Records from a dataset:
* * * * *
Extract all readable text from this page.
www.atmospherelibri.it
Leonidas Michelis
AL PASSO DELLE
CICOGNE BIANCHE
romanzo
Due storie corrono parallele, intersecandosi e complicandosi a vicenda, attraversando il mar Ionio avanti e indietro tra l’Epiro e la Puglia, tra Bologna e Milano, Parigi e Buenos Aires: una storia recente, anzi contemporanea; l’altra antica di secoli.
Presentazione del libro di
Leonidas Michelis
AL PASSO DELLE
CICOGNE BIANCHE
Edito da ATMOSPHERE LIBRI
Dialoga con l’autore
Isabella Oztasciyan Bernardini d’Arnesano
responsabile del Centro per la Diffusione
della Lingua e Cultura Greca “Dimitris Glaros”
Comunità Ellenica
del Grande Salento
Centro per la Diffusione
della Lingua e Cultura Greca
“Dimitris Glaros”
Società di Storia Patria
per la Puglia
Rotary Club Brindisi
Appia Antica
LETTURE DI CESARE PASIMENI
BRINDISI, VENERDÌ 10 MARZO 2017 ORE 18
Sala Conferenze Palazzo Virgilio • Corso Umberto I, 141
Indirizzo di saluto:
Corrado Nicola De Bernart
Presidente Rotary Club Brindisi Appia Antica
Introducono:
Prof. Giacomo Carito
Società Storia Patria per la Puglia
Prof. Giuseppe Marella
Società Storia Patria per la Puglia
* * * * *
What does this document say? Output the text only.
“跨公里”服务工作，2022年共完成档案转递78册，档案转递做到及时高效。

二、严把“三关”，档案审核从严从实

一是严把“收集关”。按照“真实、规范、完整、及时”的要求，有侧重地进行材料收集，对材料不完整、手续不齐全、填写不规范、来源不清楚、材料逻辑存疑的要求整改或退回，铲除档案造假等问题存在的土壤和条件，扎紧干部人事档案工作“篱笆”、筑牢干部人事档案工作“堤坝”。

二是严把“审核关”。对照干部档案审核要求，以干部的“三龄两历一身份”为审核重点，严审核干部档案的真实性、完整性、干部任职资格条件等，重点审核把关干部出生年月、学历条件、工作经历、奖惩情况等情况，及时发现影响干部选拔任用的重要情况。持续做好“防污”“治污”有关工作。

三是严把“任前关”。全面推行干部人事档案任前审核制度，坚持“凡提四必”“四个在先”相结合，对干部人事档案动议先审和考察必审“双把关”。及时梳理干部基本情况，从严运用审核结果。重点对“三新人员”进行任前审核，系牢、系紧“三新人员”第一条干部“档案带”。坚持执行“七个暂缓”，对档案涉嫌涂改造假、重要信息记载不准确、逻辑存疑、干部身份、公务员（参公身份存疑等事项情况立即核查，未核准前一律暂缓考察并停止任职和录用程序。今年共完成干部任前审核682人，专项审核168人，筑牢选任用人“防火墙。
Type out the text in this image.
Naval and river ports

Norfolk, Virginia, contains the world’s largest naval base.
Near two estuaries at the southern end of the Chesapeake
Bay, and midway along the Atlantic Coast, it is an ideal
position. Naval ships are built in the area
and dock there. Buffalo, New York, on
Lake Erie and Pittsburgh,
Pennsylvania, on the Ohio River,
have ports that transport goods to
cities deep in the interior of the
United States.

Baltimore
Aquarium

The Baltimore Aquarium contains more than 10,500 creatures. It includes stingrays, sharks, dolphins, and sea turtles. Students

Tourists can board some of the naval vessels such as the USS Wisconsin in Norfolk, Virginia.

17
* * * * *
__YOUR TASK__
In the entries above, find each line with the word "Virginia" and show it.

__THE OUTPUT__
Norfolk, Virginia, contains the world’s largest naval base.
Tourists can board some of the naval vessels such as the USS Wisconsin in Norfolk, Virginia.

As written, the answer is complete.